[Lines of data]

────────────────────

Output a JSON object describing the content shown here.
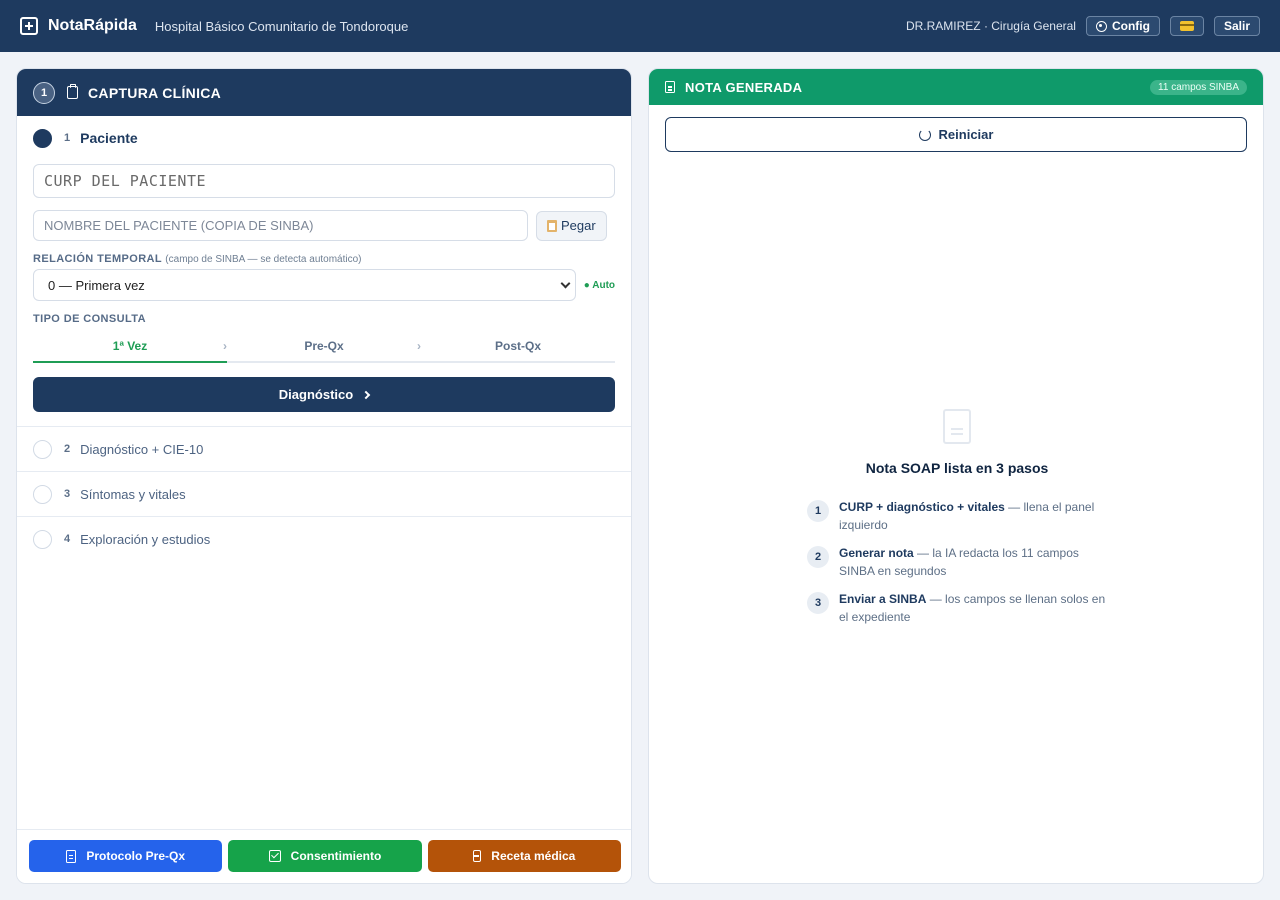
{
  "topbar": {
    "brand": "NotaRápida",
    "hospital": "Hospital Básico Comunitario de Tondoroque",
    "user": "DR.RAMIREZ · Cirugía General",
    "config_label": "Config",
    "logout_label": "Salir"
  },
  "left": {
    "step_badge": "1",
    "title": "CAPTURA CLÍNICA",
    "steps": [
      {
        "num": "1",
        "label": "Paciente"
      },
      {
        "num": "2",
        "label": "Diagnóstico + CIE-10"
      },
      {
        "num": "3",
        "label": "Síntomas y vitales"
      },
      {
        "num": "4",
        "label": "Exploración y estudios"
      }
    ],
    "curp_placeholder": "CURP DEL PACIENTE",
    "name_placeholder": "NOMBRE DEL PACIENTE (COPIA DE SINBA)",
    "paste_label": "Pegar",
    "relation_label": "RELACIÓN TEMPORAL",
    "relation_hint": "(campo de SINBA — se detecta automático)",
    "relation_value": "0 — Primera vez",
    "auto_tag": "● Auto",
    "consult_label": "TIPO DE CONSULTA",
    "tabs": [
      "1ª Vez",
      "Pre-Qx",
      "Post-Qx"
    ],
    "tab_separator": "›",
    "next_label": "Diagnóstico",
    "bottom": {
      "protocol": "Protocolo Pre-Qx",
      "consent": "Consentimiento",
      "prescription": "Receta médica"
    }
  },
  "right": {
    "title": "NOTA GENERADA",
    "badge": "11 campos SINBA",
    "reset_label": "Reiniciar",
    "empty_title": "Nota SOAP lista en 3 pasos",
    "steps": [
      {
        "num": "1",
        "bold": "CURP + diagnóstico + vitales",
        "text": " — llena el panel izquierdo"
      },
      {
        "num": "2",
        "bold": "Generar nota",
        "text": " — la IA redacta los 11 campos SINBA en segundos"
      },
      {
        "num": "3",
        "bold": "Enviar a SINBA",
        "text": " — los campos se llenan solos en el expediente"
      }
    ]
  },
  "colors": {
    "navy": "#1e3a5f",
    "green": "#0f9a6a",
    "accent_green": "#1f9d55",
    "blue_button": "#2563eb",
    "green_button": "#16a34a",
    "orange_button": "#b45309"
  },
  "icons": [
    "add-note-icon",
    "gear-icon",
    "card-icon",
    "clipboard-icon",
    "document-icon",
    "checkbox-icon",
    "pill-bottle-icon",
    "refresh-icon",
    "chevron-right-icon",
    "chevron-down-icon"
  ]
}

────────────────────

What is expected:
All records above are to be printed exactly, minus the pictures they contain.

Expected answer:
Output a JSON object describing the content shown here.
{
  "topbar": {
    "brand": "NotaRápida",
    "hospital": "Hospital Básico Comunitario de Tondoroque",
    "user": "DR.RAMIREZ · Cirugía General",
    "config_label": "Config",
    "logout_label": "Salir"
  },
  "left": {
    "step_badge": "1",
    "title": "CAPTURA CLÍNICA",
    "steps": [
      {
        "num": "1",
        "label": "Paciente"
      },
      {
        "num": "2",
        "label": "Diagnóstico + CIE-10"
      },
      {
        "num": "3",
        "label": "Síntomas y vitales"
      },
      {
        "num": "4",
        "label": "Exploración y estudios"
      }
    ],
    "curp_placeholder": "CURP DEL PACIENTE",
    "name_placeholder": "NOMBRE DEL PACIENTE (COPIA DE SINBA)",
    "paste_label": "Pegar",
    "relation_label": "RELACIÓN TEMPORAL",
    "relation_hint": "(campo de SINBA — se detecta automático)",
    "relation_value": "0 — Primera vez",
    "auto_tag": "● Auto",
    "consult_label": "TIPO DE CONSULTA",
    "tabs": [
      "1ª Vez",
      "Pre-Qx",
      "Post-Qx"
    ],
    "tab_separator": "›",
    "next_label": "Diagnóstico",
    "bottom": {
      "protocol": "Protocolo Pre-Qx",
      "consent": "Consentimiento",
      "prescription": "Receta médica"
    }
  },
  "right": {
    "title": "NOTA GENERADA",
    "badge": "11 campos SINBA",
    "reset_label": "Reiniciar",
    "empty_title": "Nota SOAP lista en 3 pasos",
    "steps": [
      {
        "num": "1",
        "bold": "CURP + diagnóstico + vitales",
        "text": " — llena el panel izquierdo"
      },
      {
        "num": "2",
        "bold": "Generar nota",
        "text": " — la IA redacta los 11 campos SINBA en segundos"
      },
      {
        "num": "3",
        "bold": "Enviar a SINBA",
        "text": " — los campos se llenan solos en el expediente"
      }
    ]
  },
  "colors": {
    "navy": "#1e3a5f",
    "green": "#0f9a6a",
    "accent_green": "#1f9d55",
    "blue_button": "#2563eb",
    "green_button": "#16a34a",
    "orange_button": "#b45309"
  },
  "icons": [
    "add-note-icon",
    "gear-icon",
    "card-icon",
    "clipboard-icon",
    "document-icon",
    "checkbox-icon",
    "pill-bottle-icon",
    "refresh-icon",
    "chevron-right-icon",
    "chevron-down-icon"
  ]
}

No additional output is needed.